▸ **RECORDED DATA**
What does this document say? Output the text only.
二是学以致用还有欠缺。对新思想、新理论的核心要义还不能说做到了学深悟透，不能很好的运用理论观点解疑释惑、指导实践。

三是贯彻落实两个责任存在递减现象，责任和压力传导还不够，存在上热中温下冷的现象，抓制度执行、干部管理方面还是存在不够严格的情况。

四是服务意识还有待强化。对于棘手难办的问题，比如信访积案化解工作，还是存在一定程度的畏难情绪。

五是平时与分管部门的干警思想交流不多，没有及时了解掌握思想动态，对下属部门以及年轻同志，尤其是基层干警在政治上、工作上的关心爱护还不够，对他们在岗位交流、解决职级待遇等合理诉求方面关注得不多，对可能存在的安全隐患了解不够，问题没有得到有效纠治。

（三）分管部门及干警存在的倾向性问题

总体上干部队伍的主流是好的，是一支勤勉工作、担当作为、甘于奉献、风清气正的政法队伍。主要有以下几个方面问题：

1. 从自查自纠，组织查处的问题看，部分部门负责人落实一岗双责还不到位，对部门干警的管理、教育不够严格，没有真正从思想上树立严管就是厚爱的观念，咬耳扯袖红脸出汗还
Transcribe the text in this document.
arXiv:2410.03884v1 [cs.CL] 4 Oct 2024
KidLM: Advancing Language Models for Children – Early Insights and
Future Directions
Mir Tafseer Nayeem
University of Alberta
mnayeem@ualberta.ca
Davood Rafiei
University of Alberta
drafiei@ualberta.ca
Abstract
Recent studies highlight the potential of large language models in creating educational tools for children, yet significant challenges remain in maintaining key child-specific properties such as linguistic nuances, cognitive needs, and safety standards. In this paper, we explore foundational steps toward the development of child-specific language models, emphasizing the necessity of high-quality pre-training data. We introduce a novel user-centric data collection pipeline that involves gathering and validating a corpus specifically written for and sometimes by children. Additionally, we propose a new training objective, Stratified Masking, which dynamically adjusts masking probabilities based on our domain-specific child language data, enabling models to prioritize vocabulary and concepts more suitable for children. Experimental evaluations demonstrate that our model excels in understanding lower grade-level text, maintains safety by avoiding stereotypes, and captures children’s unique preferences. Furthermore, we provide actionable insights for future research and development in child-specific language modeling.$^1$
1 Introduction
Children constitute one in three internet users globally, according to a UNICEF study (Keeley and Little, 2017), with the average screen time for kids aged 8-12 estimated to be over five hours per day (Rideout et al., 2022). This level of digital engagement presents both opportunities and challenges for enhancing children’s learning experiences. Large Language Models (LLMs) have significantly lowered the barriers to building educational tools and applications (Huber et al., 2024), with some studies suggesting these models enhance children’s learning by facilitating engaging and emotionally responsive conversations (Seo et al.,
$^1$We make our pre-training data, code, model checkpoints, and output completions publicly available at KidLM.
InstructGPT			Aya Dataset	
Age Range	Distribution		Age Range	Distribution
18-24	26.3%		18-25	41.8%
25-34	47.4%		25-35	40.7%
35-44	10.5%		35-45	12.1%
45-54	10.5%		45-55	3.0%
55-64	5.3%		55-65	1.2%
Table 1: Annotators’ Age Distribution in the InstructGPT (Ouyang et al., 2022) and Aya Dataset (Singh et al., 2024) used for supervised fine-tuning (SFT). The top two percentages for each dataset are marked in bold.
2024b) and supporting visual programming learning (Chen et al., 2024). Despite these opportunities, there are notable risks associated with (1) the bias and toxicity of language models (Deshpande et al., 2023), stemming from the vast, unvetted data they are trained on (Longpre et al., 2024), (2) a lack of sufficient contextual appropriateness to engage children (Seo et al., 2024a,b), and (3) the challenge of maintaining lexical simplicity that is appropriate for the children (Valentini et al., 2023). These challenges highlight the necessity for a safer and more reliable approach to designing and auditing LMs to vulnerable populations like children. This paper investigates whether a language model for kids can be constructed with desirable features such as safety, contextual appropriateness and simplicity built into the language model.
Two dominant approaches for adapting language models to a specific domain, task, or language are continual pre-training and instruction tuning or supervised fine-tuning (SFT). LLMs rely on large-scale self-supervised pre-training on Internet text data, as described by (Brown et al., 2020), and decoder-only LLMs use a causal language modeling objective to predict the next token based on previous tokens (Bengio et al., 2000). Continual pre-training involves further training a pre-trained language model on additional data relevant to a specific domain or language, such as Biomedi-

▸ **SHORT EXERCISE**
Nothing in the listing may be changed; retype it all exactly.

▸ **OUTPUT BELOW**
What does this document say? Output the text only.
二是学以致用还有欠缺。对新思想、新理论的核心要义还不能说做到了学深悟透，不能很好的运用理论观点解疑释惑、指导实践。

三是贯彻落实两个责任存在递减现象，责任和压力传导还不够，存在上热中温下冷的现象，抓制度执行、干部管理方面还是存在不够严格的情况。

四是服务意识还有待强化。对于棘手难办的问题，比如信访积案化解工作，还是存在一定程度的畏难情绪。

五是平时与分管部门的干警思想交流不多，没有及时了解掌握思想动态，对下属部门以及年轻同志，尤其是基层干警在政治上、工作上的关心爱护还不够，对他们在岗位交流、解决职级待遇等合理诉求方面关注得不多，对可能存在的安全隐患了解不够，问题没有得到有效纠治。

（三）分管部门及干警存在的倾向性问题

总体上干部队伍的主流是好的，是一支勤勉工作、担当作为、甘于奉献、风清气正的政法队伍。主要有以下几个方面问题：

1. 从自查自纠，组织查处的问题看，部分部门负责人落实一岗双责还不到位，对部门干警的管理、教育不够严格，没有真正从思想上树立严管就是厚爱的观念，咬耳扯袖红脸出汗还
Transcribe the text in this document.
arXiv:2410.03884v1 [cs.CL] 4 Oct 2024
KidLM: Advancing Language Models for Children – Early Insights and
Future Directions
Mir Tafseer Nayeem
University of Alberta
mnayeem@ualberta.ca
Davood Rafiei
University of Alberta
drafiei@ualberta.ca
Abstract
Recent studies highlight the potential of large language models in creating educational tools for children, yet significant challenges remain in maintaining key child-specific properties such as linguistic nuances, cognitive needs, and safety standards. In this paper, we explore foundational steps toward the development of child-specific language models, emphasizing the necessity of high-quality pre-training data. We introduce a novel user-centric data collection pipeline that involves gathering and validating a corpus specifically written for and sometimes by children. Additionally, we propose a new training objective, Stratified Masking, which dynamically adjusts masking probabilities based on our domain-specific child language data, enabling models to prioritize vocabulary and concepts more suitable for children. Experimental evaluations demonstrate that our model excels in understanding lower grade-level text, maintains safety by avoiding stereotypes, and captures children’s unique preferences. Furthermore, we provide actionable insights for future research and development in child-specific language modeling.$^1$
1 Introduction
Children constitute one in three internet users globally, according to a UNICEF study (Keeley and Little, 2017), with the average screen time for kids aged 8-12 estimated to be over five hours per day (Rideout et al., 2022). This level of digital engagement presents both opportunities and challenges for enhancing children’s learning experiences. Large Language Models (LLMs) have significantly lowered the barriers to building educational tools and applications (Huber et al., 2024), with some studies suggesting these models enhance children’s learning by facilitating engaging and emotionally responsive conversations (Seo et al.,
$^1$We make our pre-training data, code, model checkpoints, and output completions publicly available at KidLM.
InstructGPT			Aya Dataset	
Age Range	Distribution		Age Range	Distribution
18-24	26.3%		18-25	41.8%
25-34	47.4%		25-35	40.7%
35-44	10.5%		35-45	12.1%
45-54	10.5%		45-55	3.0%
55-64	5.3%		55-65	1.2%
Table 1: Annotators’ Age Distribution in the InstructGPT (Ouyang et al., 2022) and Aya Dataset (Singh et al., 2024) used for supervised fine-tuning (SFT). The top two percentages for each dataset are marked in bold.
2024b) and supporting visual programming learning (Chen et al., 2024). Despite these opportunities, there are notable risks associated with (1) the bias and toxicity of language models (Deshpande et al., 2023), stemming from the vast, unvetted data they are trained on (Longpre et al., 2024), (2) a lack of sufficient contextual appropriateness to engage children (Seo et al., 2024a,b), and (3) the challenge of maintaining lexical simplicity that is appropriate for the children (Valentini et al., 2023). These challenges highlight the necessity for a safer and more reliable approach to designing and auditing LMs to vulnerable populations like children. This paper investigates whether a language model for kids can be constructed with desirable features such as safety, contextual appropriateness and simplicity built into the language model.
Two dominant approaches for adapting language models to a specific domain, task, or language are continual pre-training and instruction tuning or supervised fine-tuning (SFT). LLMs rely on large-scale self-supervised pre-training on Internet text data, as described by (Brown et al., 2020), and decoder-only LLMs use a causal language modeling objective to predict the next token based on previous tokens (Bengio et al., 2000). Continual pre-training involves further training a pre-trained language model on additional data relevant to a specific domain or language, such as Biomedi-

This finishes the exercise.